[DIRECTION] Copy all the data exactly, except the pictures.

[DATA FOR THE TASK]
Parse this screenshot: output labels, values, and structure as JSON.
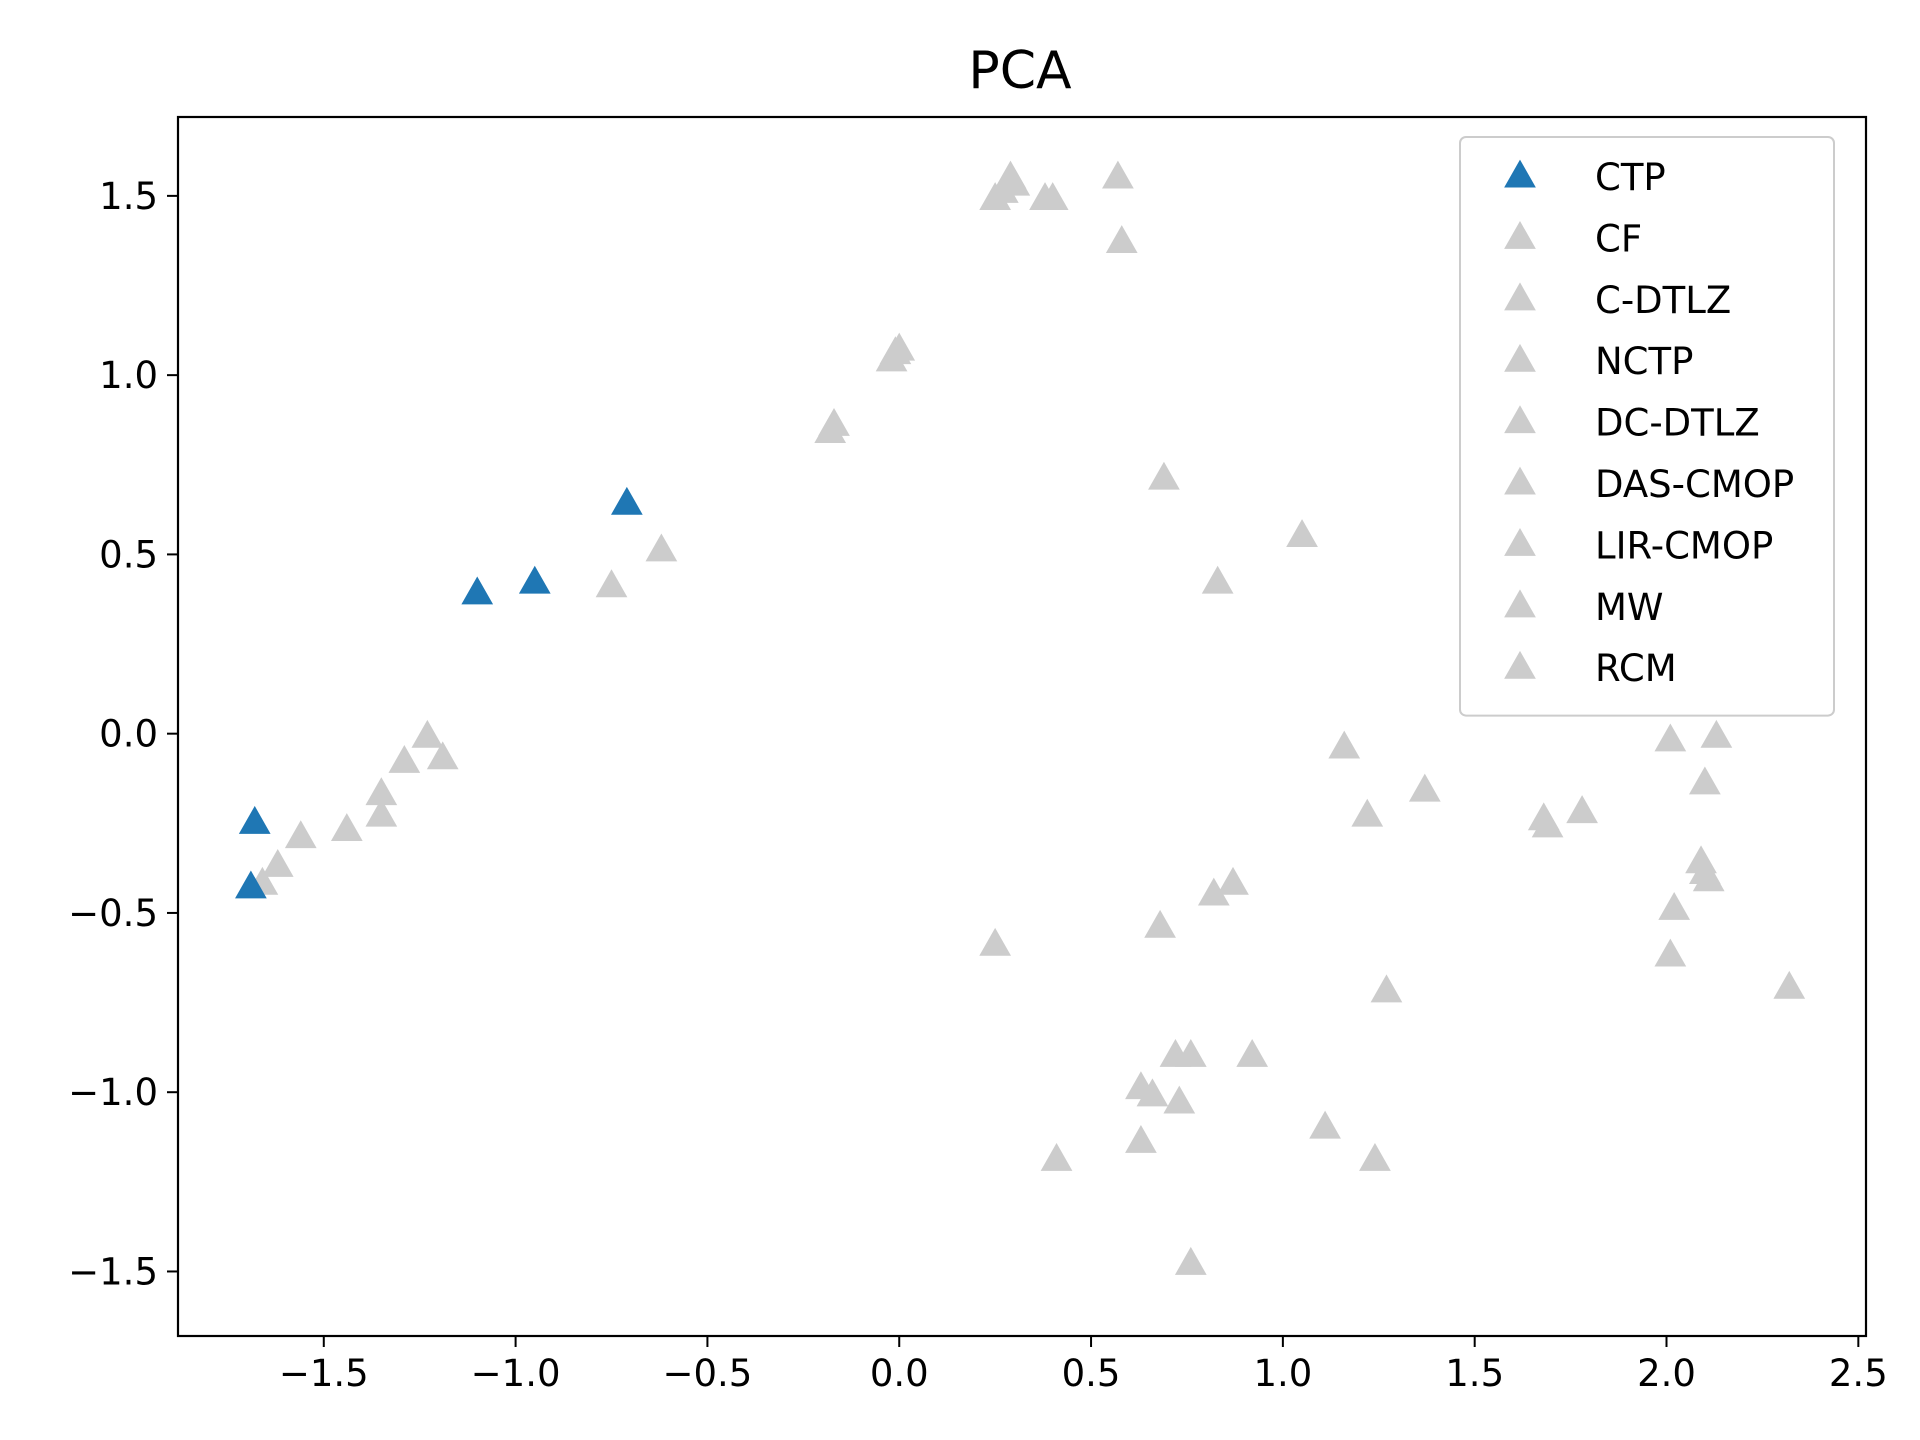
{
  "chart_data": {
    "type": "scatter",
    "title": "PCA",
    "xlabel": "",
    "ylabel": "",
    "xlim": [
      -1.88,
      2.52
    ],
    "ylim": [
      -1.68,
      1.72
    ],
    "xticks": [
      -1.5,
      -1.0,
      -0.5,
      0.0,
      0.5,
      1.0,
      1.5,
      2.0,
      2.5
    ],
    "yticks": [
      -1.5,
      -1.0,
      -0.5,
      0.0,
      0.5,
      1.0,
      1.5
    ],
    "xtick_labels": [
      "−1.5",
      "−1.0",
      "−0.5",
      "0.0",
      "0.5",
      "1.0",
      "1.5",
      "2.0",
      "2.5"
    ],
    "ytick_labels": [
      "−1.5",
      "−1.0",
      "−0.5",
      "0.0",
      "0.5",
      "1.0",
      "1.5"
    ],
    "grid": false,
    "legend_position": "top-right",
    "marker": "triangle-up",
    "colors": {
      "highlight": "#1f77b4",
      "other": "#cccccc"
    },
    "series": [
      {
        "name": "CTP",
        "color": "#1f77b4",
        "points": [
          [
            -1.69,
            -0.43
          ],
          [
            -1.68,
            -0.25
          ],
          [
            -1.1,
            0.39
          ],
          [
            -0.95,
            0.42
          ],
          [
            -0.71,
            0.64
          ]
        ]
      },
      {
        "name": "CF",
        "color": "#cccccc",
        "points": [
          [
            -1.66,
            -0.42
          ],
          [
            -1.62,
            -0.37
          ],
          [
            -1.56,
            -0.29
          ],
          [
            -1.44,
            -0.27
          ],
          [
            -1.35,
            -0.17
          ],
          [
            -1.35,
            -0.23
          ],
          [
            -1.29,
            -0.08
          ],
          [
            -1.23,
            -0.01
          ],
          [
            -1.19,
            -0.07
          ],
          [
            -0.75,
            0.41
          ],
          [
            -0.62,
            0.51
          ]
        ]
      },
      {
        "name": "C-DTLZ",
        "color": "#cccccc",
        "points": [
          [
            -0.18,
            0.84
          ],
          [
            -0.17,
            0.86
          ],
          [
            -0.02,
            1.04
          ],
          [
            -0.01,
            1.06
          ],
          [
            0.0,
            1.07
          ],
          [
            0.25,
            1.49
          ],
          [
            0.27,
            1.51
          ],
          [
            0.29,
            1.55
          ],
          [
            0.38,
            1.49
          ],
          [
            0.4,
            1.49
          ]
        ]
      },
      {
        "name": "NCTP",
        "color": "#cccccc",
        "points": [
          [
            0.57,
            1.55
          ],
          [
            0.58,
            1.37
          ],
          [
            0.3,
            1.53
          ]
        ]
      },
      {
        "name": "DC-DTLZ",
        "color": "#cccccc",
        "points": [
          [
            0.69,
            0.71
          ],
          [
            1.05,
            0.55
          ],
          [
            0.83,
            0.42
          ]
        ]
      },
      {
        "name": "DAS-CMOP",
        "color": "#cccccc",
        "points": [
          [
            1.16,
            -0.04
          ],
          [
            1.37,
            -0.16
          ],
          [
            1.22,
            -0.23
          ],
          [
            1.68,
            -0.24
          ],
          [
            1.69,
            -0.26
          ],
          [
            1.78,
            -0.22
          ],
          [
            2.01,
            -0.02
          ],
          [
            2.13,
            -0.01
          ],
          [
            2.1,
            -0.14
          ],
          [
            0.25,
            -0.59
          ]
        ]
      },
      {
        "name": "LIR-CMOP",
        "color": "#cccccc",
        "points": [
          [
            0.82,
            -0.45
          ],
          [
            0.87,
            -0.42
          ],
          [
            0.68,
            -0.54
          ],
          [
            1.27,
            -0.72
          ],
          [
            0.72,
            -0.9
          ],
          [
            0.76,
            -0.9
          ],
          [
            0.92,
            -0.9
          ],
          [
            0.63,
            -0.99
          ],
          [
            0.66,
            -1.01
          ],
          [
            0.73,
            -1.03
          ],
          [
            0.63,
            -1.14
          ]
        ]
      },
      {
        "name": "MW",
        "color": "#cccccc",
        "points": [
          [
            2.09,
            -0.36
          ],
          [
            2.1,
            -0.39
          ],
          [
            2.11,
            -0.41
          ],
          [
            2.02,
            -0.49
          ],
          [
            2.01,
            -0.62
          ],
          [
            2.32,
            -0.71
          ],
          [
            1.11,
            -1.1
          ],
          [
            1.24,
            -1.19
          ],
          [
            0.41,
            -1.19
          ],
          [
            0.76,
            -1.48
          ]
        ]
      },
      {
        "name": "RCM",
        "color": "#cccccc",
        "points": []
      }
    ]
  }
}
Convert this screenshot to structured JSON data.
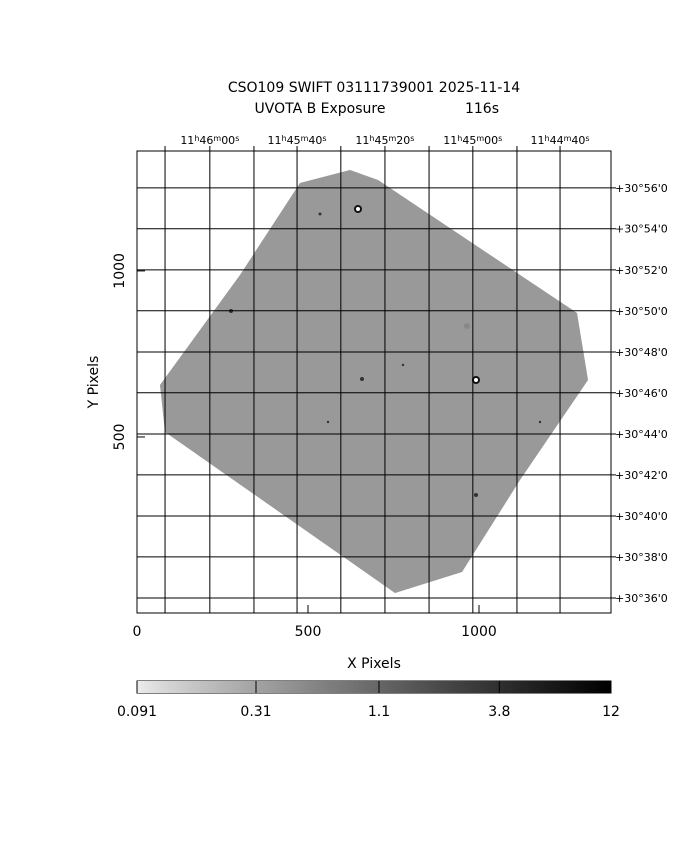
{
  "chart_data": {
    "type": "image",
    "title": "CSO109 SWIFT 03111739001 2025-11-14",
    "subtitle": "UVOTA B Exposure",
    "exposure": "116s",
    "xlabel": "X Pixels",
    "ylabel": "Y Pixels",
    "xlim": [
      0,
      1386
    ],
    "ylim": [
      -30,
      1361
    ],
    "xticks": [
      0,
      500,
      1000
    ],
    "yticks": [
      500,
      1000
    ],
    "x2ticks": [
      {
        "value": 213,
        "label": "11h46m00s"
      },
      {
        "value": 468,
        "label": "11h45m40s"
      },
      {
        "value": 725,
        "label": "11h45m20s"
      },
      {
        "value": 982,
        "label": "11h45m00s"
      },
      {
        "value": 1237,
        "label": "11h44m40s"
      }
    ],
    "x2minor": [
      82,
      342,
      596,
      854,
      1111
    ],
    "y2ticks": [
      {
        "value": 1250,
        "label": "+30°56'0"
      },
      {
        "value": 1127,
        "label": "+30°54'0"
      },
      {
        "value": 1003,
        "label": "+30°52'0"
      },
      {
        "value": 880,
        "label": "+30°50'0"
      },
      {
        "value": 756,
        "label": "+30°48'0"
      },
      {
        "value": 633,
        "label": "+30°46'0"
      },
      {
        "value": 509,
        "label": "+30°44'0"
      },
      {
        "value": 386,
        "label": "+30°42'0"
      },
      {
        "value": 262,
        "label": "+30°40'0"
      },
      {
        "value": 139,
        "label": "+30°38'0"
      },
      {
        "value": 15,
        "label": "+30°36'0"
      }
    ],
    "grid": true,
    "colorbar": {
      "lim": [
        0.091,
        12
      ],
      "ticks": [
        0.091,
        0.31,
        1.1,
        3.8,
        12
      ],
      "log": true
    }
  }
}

[WRITTEN RESPONSE]
Parse this screenshot: output labels, values, and structure as JSON.
{
  "chart_data": {
    "type": "scatter",
    "title": "PCA",
    "xlabel": "",
    "ylabel": "",
    "xlim": [
      -1.88,
      2.52
    ],
    "ylim": [
      -1.68,
      1.72
    ],
    "xticks": [
      -1.5,
      -1.0,
      -0.5,
      0.0,
      0.5,
      1.0,
      1.5,
      2.0,
      2.5
    ],
    "yticks": [
      -1.5,
      -1.0,
      -0.5,
      0.0,
      0.5,
      1.0,
      1.5
    ],
    "xtick_labels": [
      "−1.5",
      "−1.0",
      "−0.5",
      "0.0",
      "0.5",
      "1.0",
      "1.5",
      "2.0",
      "2.5"
    ],
    "ytick_labels": [
      "−1.5",
      "−1.0",
      "−0.5",
      "0.0",
      "0.5",
      "1.0",
      "1.5"
    ],
    "grid": false,
    "legend_position": "top-right",
    "marker": "triangle-up",
    "colors": {
      "highlight": "#1f77b4",
      "other": "#cccccc"
    },
    "series": [
      {
        "name": "CTP",
        "color": "#1f77b4",
        "points": [
          [
            -1.69,
            -0.43
          ],
          [
            -1.68,
            -0.25
          ],
          [
            -1.1,
            0.39
          ],
          [
            -0.95,
            0.42
          ],
          [
            -0.71,
            0.64
          ]
        ]
      },
      {
        "name": "CF",
        "color": "#cccccc",
        "points": [
          [
            -1.66,
            -0.42
          ],
          [
            -1.62,
            -0.37
          ],
          [
            -1.56,
            -0.29
          ],
          [
            -1.44,
            -0.27
          ],
          [
            -1.35,
            -0.17
          ],
          [
            -1.35,
            -0.23
          ],
          [
            -1.29,
            -0.08
          ],
          [
            -1.23,
            -0.01
          ],
          [
            -1.19,
            -0.07
          ],
          [
            -0.75,
            0.41
          ],
          [
            -0.62,
            0.51
          ]
        ]
      },
      {
        "name": "C-DTLZ",
        "color": "#cccccc",
        "points": [
          [
            -0.18,
            0.84
          ],
          [
            -0.17,
            0.86
          ],
          [
            -0.02,
            1.04
          ],
          [
            -0.01,
            1.06
          ],
          [
            0.0,
            1.07
          ],
          [
            0.25,
            1.49
          ],
          [
            0.27,
            1.51
          ],
          [
            0.29,
            1.55
          ],
          [
            0.38,
            1.49
          ],
          [
            0.4,
            1.49
          ]
        ]
      },
      {
        "name": "NCTP",
        "color": "#cccccc",
        "points": [
          [
            0.57,
            1.55
          ],
          [
            0.58,
            1.37
          ],
          [
            0.3,
            1.53
          ]
        ]
      },
      {
        "name": "DC-DTLZ",
        "color": "#cccccc",
        "points": [
          [
            0.69,
            0.71
          ],
          [
            1.05,
            0.55
          ],
          [
            0.83,
            0.42
          ]
        ]
      },
      {
        "name": "DAS-CMOP",
        "color": "#cccccc",
        "points": [
          [
            1.16,
            -0.04
          ],
          [
            1.37,
            -0.16
          ],
          [
            1.22,
            -0.23
          ],
          [
            1.68,
            -0.24
          ],
          [
            1.69,
            -0.26
          ],
          [
            1.78,
            -0.22
          ],
          [
            2.01,
            -0.02
          ],
          [
            2.13,
            -0.01
          ],
          [
            2.1,
            -0.14
          ],
          [
            0.25,
            -0.59
          ]
        ]
      },
      {
        "name": "LIR-CMOP",
        "color": "#cccccc",
        "points": [
          [
            0.82,
            -0.45
          ],
          [
            0.87,
            -0.42
          ],
          [
            0.68,
            -0.54
          ],
          [
            1.27,
            -0.72
          ],
          [
            0.72,
            -0.9
          ],
          [
            0.76,
            -0.9
          ],
          [
            0.92,
            -0.9
          ],
          [
            0.63,
            -0.99
          ],
          [
            0.66,
            -1.01
          ],
          [
            0.73,
            -1.03
          ],
          [
            0.63,
            -1.14
          ]
        ]
      },
      {
        "name": "MW",
        "color": "#cccccc",
        "points": [
          [
            2.09,
            -0.36
          ],
          [
            2.1,
            -0.39
          ],
          [
            2.11,
            -0.41
          ],
          [
            2.02,
            -0.49
          ],
          [
            2.01,
            -0.62
          ],
          [
            2.32,
            -0.71
          ],
          [
            1.11,
            -1.1
          ],
          [
            1.24,
            -1.19
          ],
          [
            0.41,
            -1.19
          ],
          [
            0.76,
            -1.48
          ]
        ]
      },
      {
        "name": "RCM",
        "color": "#cccccc",
        "points": []
      }
    ]
  }
}
Convert this screenshot to structured JSON data.
{
  "chart_data": {
    "type": "image",
    "title": "CSO109 SWIFT 03111739001 2025-11-14",
    "subtitle": "UVOTA B Exposure",
    "exposure": "116s",
    "xlabel": "X Pixels",
    "ylabel": "Y Pixels",
    "xlim": [
      0,
      1386
    ],
    "ylim": [
      -30,
      1361
    ],
    "xticks": [
      0,
      500,
      1000
    ],
    "yticks": [
      500,
      1000
    ],
    "x2ticks": [
      {
        "value": 213,
        "label": "11h46m00s"
      },
      {
        "value": 468,
        "label": "11h45m40s"
      },
      {
        "value": 725,
        "label": "11h45m20s"
      },
      {
        "value": 982,
        "label": "11h45m00s"
      },
      {
        "value": 1237,
        "label": "11h44m40s"
      }
    ],
    "x2minor": [
      82,
      342,
      596,
      854,
      1111
    ],
    "y2ticks": [
      {
        "value": 1250,
        "label": "+30°56'0"
      },
      {
        "value": 1127,
        "label": "+30°54'0"
      },
      {
        "value": 1003,
        "label": "+30°52'0"
      },
      {
        "value": 880,
        "label": "+30°50'0"
      },
      {
        "value": 756,
        "label": "+30°48'0"
      },
      {
        "value": 633,
        "label": "+30°46'0"
      },
      {
        "value": 509,
        "label": "+30°44'0"
      },
      {
        "value": 386,
        "label": "+30°42'0"
      },
      {
        "value": 262,
        "label": "+30°40'0"
      },
      {
        "value": 139,
        "label": "+30°38'0"
      },
      {
        "value": 15,
        "label": "+30°36'0"
      }
    ],
    "grid": true,
    "colorbar": {
      "lim": [
        0.091,
        12
      ],
      "ticks": [
        0.091,
        0.31,
        1.1,
        3.8,
        12
      ],
      "log": true
    }
  }
}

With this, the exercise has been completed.